WRITTEN TASK |
Copy out every line exactly as given.

[Entries with figure data]
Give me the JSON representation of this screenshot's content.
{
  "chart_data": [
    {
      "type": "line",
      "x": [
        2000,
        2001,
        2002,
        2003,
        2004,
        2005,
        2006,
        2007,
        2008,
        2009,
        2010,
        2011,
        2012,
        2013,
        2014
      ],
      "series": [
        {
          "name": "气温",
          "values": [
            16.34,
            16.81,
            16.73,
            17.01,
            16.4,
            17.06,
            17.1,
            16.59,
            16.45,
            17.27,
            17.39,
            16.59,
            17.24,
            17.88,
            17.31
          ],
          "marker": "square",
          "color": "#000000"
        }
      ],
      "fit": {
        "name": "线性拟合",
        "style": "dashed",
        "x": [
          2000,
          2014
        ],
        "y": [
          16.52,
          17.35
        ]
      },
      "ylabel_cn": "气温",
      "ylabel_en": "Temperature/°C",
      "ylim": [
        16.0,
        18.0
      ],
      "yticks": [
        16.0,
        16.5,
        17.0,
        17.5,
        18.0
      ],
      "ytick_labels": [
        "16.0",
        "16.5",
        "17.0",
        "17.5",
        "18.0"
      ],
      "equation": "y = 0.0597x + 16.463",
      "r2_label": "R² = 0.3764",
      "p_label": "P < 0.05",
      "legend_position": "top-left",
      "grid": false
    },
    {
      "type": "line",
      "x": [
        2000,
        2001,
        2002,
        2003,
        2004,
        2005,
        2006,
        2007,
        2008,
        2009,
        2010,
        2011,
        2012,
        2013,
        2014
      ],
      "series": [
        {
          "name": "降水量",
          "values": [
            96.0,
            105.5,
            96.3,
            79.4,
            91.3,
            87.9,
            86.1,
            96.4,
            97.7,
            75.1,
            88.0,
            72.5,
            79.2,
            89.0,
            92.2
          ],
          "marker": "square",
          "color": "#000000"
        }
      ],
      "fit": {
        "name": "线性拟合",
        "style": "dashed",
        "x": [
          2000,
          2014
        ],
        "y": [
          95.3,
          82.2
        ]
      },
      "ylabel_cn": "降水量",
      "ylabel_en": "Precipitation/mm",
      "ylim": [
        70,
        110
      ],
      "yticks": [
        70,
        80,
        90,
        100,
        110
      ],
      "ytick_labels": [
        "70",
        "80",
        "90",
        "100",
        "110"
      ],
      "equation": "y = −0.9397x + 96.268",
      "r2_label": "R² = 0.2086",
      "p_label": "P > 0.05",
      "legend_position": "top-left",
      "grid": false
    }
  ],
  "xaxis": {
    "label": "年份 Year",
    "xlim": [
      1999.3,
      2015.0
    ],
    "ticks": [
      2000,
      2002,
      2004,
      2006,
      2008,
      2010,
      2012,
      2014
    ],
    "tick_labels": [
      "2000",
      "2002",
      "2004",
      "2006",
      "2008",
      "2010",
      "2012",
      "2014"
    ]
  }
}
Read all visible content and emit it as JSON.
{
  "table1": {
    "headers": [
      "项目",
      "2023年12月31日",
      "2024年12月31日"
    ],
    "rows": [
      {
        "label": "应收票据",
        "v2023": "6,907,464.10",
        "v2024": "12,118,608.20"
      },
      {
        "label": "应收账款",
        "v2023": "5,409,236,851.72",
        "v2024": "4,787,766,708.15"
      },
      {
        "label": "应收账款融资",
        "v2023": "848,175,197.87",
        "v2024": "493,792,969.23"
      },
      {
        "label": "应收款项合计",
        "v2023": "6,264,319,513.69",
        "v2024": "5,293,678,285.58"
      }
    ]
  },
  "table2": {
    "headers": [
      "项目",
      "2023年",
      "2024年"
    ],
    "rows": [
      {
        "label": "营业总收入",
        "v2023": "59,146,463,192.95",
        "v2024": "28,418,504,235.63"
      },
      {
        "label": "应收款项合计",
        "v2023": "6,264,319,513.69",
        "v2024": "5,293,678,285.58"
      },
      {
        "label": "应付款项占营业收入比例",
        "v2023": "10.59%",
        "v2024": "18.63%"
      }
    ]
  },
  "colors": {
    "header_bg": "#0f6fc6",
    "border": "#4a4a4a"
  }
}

ANSWER TO THE EXERCISE |
Give me the JSON representation of this screenshot's content.
{
  "chart_data": [
    {
      "type": "line",
      "x": [
        2000,
        2001,
        2002,
        2003,
        2004,
        2005,
        2006,
        2007,
        2008,
        2009,
        2010,
        2011,
        2012,
        2013,
        2014
      ],
      "series": [
        {
          "name": "气温",
          "values": [
            16.34,
            16.81,
            16.73,
            17.01,
            16.4,
            17.06,
            17.1,
            16.59,
            16.45,
            17.27,
            17.39,
            16.59,
            17.24,
            17.88,
            17.31
          ],
          "marker": "square",
          "color": "#000000"
        }
      ],
      "fit": {
        "name": "线性拟合",
        "style": "dashed",
        "x": [
          2000,
          2014
        ],
        "y": [
          16.52,
          17.35
        ]
      },
      "ylabel_cn": "气温",
      "ylabel_en": "Temperature/°C",
      "ylim": [
        16.0,
        18.0
      ],
      "yticks": [
        16.0,
        16.5,
        17.0,
        17.5,
        18.0
      ],
      "ytick_labels": [
        "16.0",
        "16.5",
        "17.0",
        "17.5",
        "18.0"
      ],
      "equation": "y = 0.0597x + 16.463",
      "r2_label": "R² = 0.3764",
      "p_label": "P < 0.05",
      "legend_position": "top-left",
      "grid": false
    },
    {
      "type": "line",
      "x": [
        2000,
        2001,
        2002,
        2003,
        2004,
        2005,
        2006,
        2007,
        2008,
        2009,
        2010,
        2011,
        2012,
        2013,
        2014
      ],
      "series": [
        {
          "name": "降水量",
          "values": [
            96.0,
            105.5,
            96.3,
            79.4,
            91.3,
            87.9,
            86.1,
            96.4,
            97.7,
            75.1,
            88.0,
            72.5,
            79.2,
            89.0,
            92.2
          ],
          "marker": "square",
          "color": "#000000"
        }
      ],
      "fit": {
        "name": "线性拟合",
        "style": "dashed",
        "x": [
          2000,
          2014
        ],
        "y": [
          95.3,
          82.2
        ]
      },
      "ylabel_cn": "降水量",
      "ylabel_en": "Precipitation/mm",
      "ylim": [
        70,
        110
      ],
      "yticks": [
        70,
        80,
        90,
        100,
        110
      ],
      "ytick_labels": [
        "70",
        "80",
        "90",
        "100",
        "110"
      ],
      "equation": "y = −0.9397x + 96.268",
      "r2_label": "R² = 0.2086",
      "p_label": "P > 0.05",
      "legend_position": "top-left",
      "grid": false
    }
  ],
  "xaxis": {
    "label": "年份 Year",
    "xlim": [
      1999.3,
      2015.0
    ],
    "ticks": [
      2000,
      2002,
      2004,
      2006,
      2008,
      2010,
      2012,
      2014
    ],
    "tick_labels": [
      "2000",
      "2002",
      "2004",
      "2006",
      "2008",
      "2010",
      "2012",
      "2014"
    ]
  }
}
Read all visible content and emit it as JSON.
{
  "table1": {
    "headers": [
      "项目",
      "2023年12月31日",
      "2024年12月31日"
    ],
    "rows": [
      {
        "label": "应收票据",
        "v2023": "6,907,464.10",
        "v2024": "12,118,608.20"
      },
      {
        "label": "应收账款",
        "v2023": "5,409,236,851.72",
        "v2024": "4,787,766,708.15"
      },
      {
        "label": "应收账款融资",
        "v2023": "848,175,197.87",
        "v2024": "493,792,969.23"
      },
      {
        "label": "应收款项合计",
        "v2023": "6,264,319,513.69",
        "v2024": "5,293,678,285.58"
      }
    ]
  },
  "table2": {
    "headers": [
      "项目",
      "2023年",
      "2024年"
    ],
    "rows": [
      {
        "label": "营业总收入",
        "v2023": "59,146,463,192.95",
        "v2024": "28,418,504,235.63"
      },
      {
        "label": "应收款项合计",
        "v2023": "6,264,319,513.69",
        "v2024": "5,293,678,285.58"
      },
      {
        "label": "应付款项占营业收入比例",
        "v2023": "10.59%",
        "v2024": "18.63%"
      }
    ]
  },
  "colors": {
    "header_bg": "#0f6fc6",
    "border": "#4a4a4a"
  }
}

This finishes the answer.